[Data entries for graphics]
-------
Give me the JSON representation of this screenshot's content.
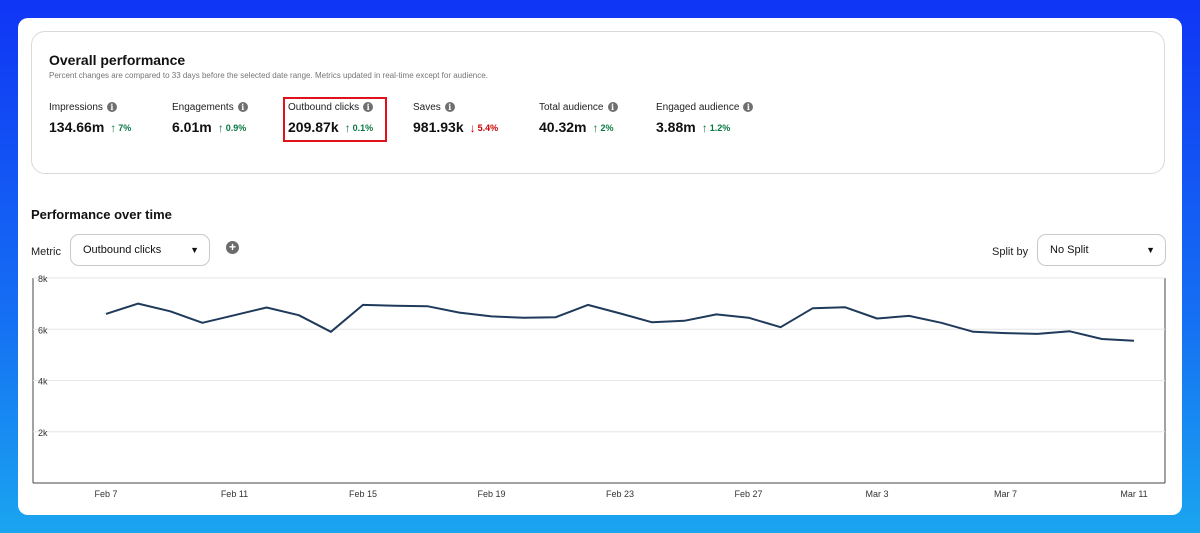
{
  "overall": {
    "title": "Overall performance",
    "subtitle": "Percent changes are compared to 33 days before the selected date range. Metrics updated in real-time except for audience.",
    "metrics": [
      {
        "label": "Impressions",
        "value": "134.66m",
        "change": "7%",
        "direction": "up"
      },
      {
        "label": "Engagements",
        "value": "6.01m",
        "change": "0.9%",
        "direction": "up"
      },
      {
        "label": "Outbound clicks",
        "value": "209.87k",
        "change": "0.1%",
        "direction": "up"
      },
      {
        "label": "Saves",
        "value": "981.93k",
        "change": "5.4%",
        "direction": "down"
      },
      {
        "label": "Total audience",
        "value": "40.32m",
        "change": "2%",
        "direction": "up"
      },
      {
        "label": "Engaged audience",
        "value": "3.88m",
        "change": "1.2%",
        "direction": "up"
      }
    ],
    "info_icon_glyph": "i",
    "up_icon": "↑",
    "down_icon": "↓",
    "colors": {
      "up": "#0a7a44",
      "down": "#cc0000",
      "highlight": "#e0131d"
    }
  },
  "performance": {
    "title": "Performance over time",
    "metric_label": "Metric",
    "metric_value": "Outbound clicks",
    "split_label": "Split by",
    "split_value": "No Split",
    "add_icon": "+",
    "chevron_icon": "⌄"
  },
  "chart_data": {
    "type": "line",
    "x": [
      "Feb 7",
      "Feb 8",
      "Feb 9",
      "Feb 10",
      "Feb 11",
      "Feb 12",
      "Feb 13",
      "Feb 14",
      "Feb 15",
      "Feb 16",
      "Feb 17",
      "Feb 18",
      "Feb 19",
      "Feb 20",
      "Feb 21",
      "Feb 22",
      "Feb 23",
      "Feb 24",
      "Feb 25",
      "Feb 26",
      "Feb 27",
      "Feb 28",
      "Mar 1",
      "Mar 2",
      "Mar 3",
      "Mar 4",
      "Mar 5",
      "Mar 6",
      "Mar 7",
      "Mar 8",
      "Mar 9",
      "Mar 10",
      "Mar 11"
    ],
    "x_tick_labels": [
      "Feb 7",
      "Feb 11",
      "Feb 15",
      "Feb 19",
      "Feb 23",
      "Feb 27",
      "Mar 3",
      "Mar 7",
      "Mar 11"
    ],
    "series": [
      {
        "values": [
          6600,
          7000,
          6700,
          6250,
          6550,
          6850,
          6550,
          5900,
          6950,
          6920,
          6900,
          6650,
          6500,
          6450,
          6470,
          6950,
          6620,
          6270,
          6330,
          6580,
          6450,
          6080,
          6820,
          6860,
          6420,
          6520,
          6250,
          5900,
          5850,
          5820,
          5920,
          5620,
          5550
        ]
      }
    ],
    "y_ticks": [
      "8k",
      "6k",
      "4k",
      "2k"
    ],
    "y_tick_values": [
      8000,
      6000,
      4000,
      2000
    ],
    "ylim": [
      0,
      8000
    ],
    "grid": true,
    "line_color": "#1f3a5a"
  }
}
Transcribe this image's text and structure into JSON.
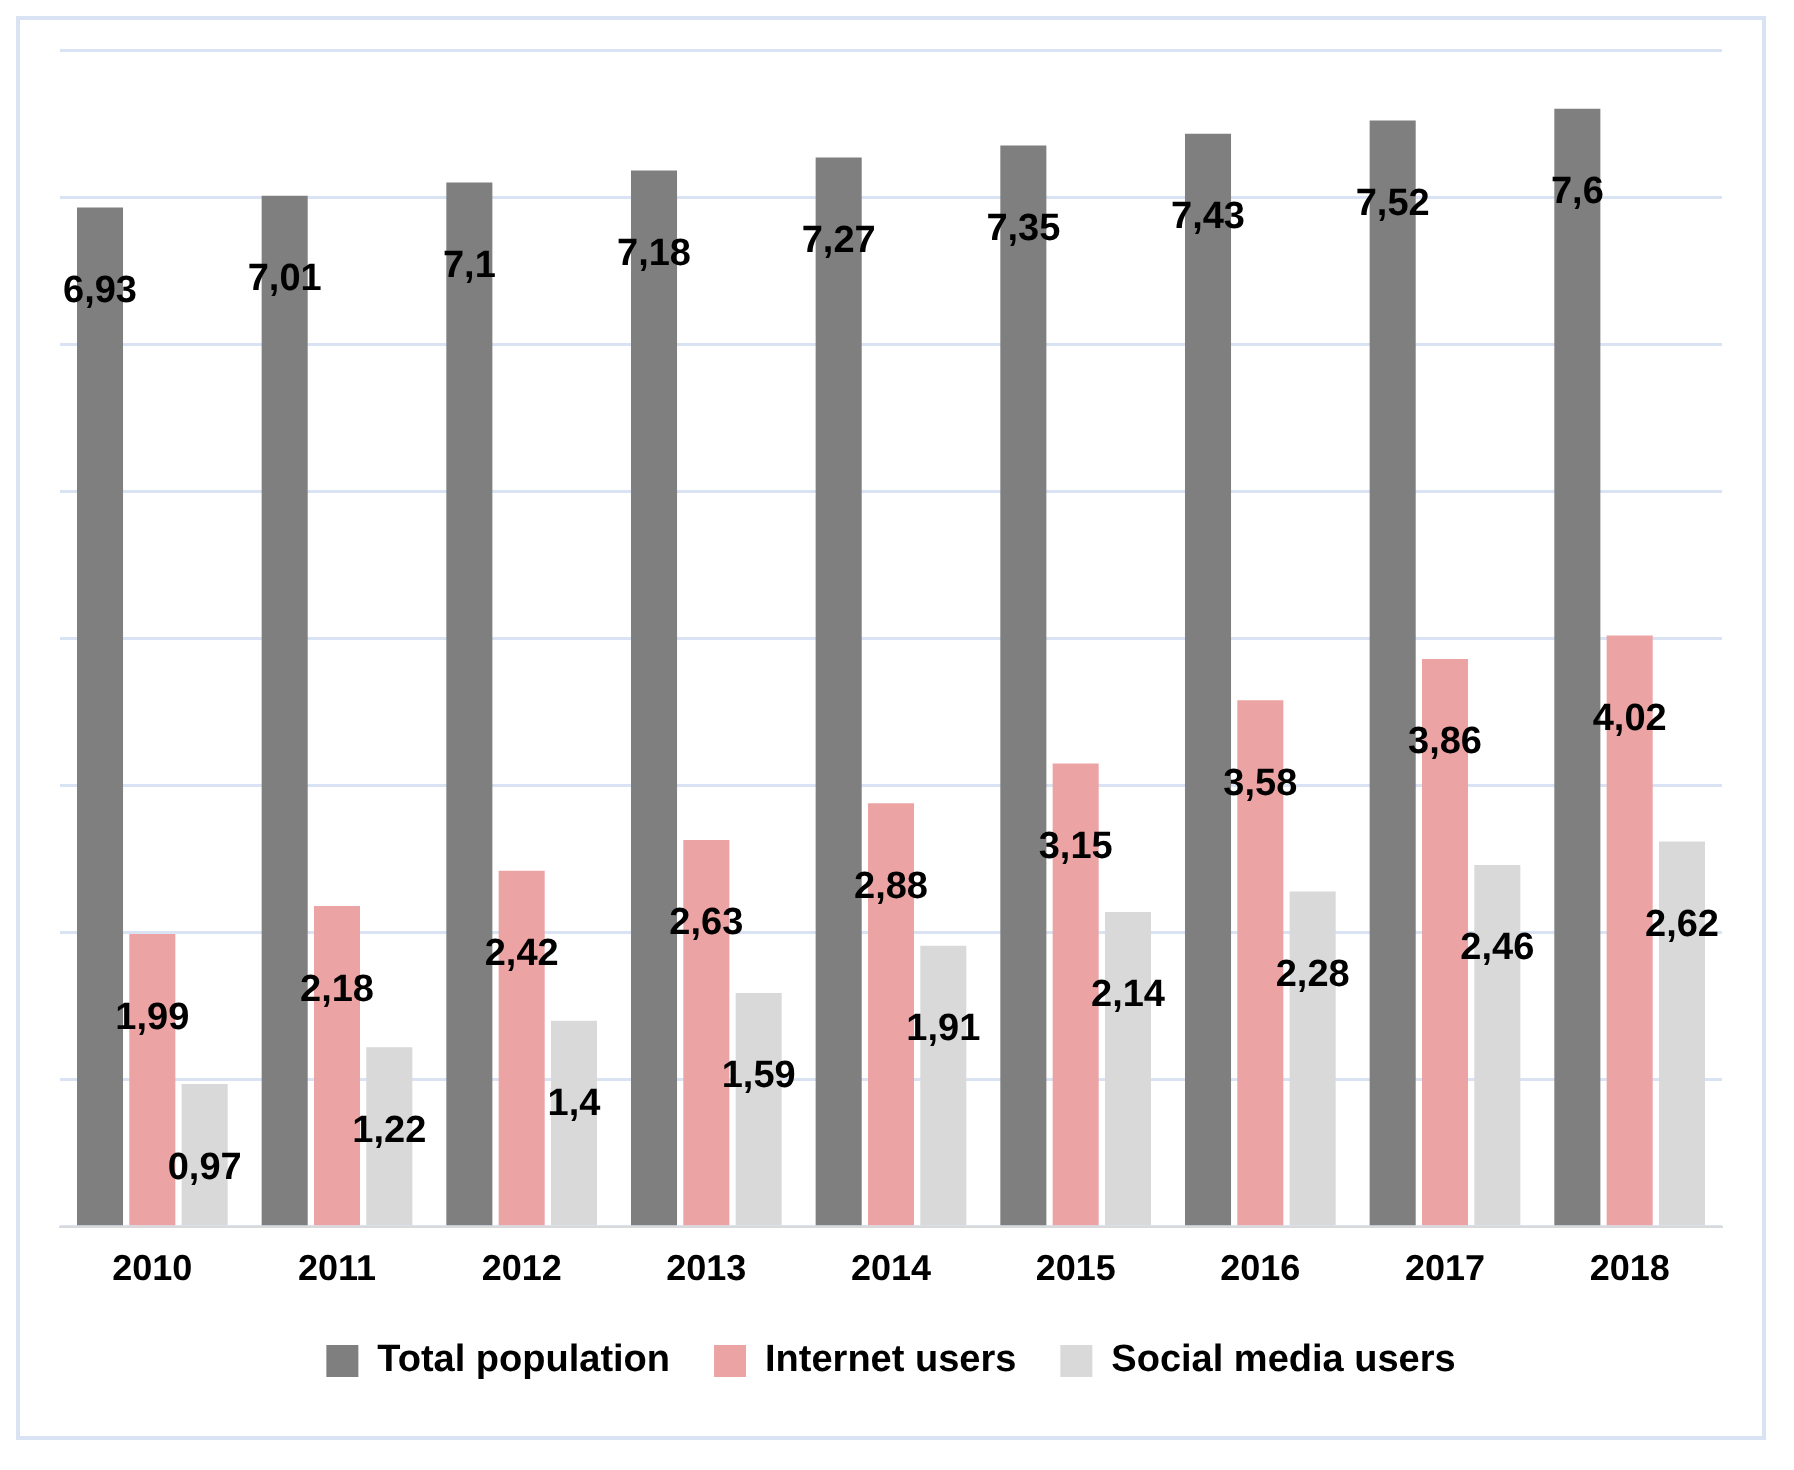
{
  "chart_data": {
    "type": "bar",
    "categories": [
      "2010",
      "2011",
      "2012",
      "2013",
      "2014",
      "2015",
      "2016",
      "2017",
      "2018"
    ],
    "series": [
      {
        "name": "Total population",
        "color": "#7f7f7f",
        "values": [
          6.93,
          7.01,
          7.1,
          7.18,
          7.27,
          7.35,
          7.43,
          7.52,
          7.6
        ],
        "value_labels": [
          "6,93",
          "7,01",
          "7,1",
          "7,18",
          "7,27",
          "7,35",
          "7,43",
          "7,52",
          "7,6"
        ]
      },
      {
        "name": "Internet users",
        "color": "#eba3a3",
        "values": [
          1.99,
          2.18,
          2.42,
          2.63,
          2.88,
          3.15,
          3.58,
          3.86,
          4.02
        ],
        "value_labels": [
          "1,99",
          "2,18",
          "2,42",
          "2,63",
          "2,88",
          "3,15",
          "3,58",
          "3,86",
          "4,02"
        ]
      },
      {
        "name": "Social media users",
        "color": "#d9d9d9",
        "values": [
          0.97,
          1.22,
          1.4,
          1.59,
          1.91,
          2.14,
          2.28,
          2.46,
          2.62
        ],
        "value_labels": [
          "0,97",
          "1,22",
          "1,4",
          "1,59",
          "1,91",
          "2,14",
          "2,28",
          "2,46",
          "2,62"
        ]
      }
    ],
    "grid": "y",
    "legend": "bottom",
    "tick_labels": "x"
  }
}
-------
**Directive:**
In the entries above, find every line holding the word "JSON" and copy it out.

**Exercise answer:**
Give me the JSON representation of this screenshot's content.
Transcribe this image's text and structure into JSON.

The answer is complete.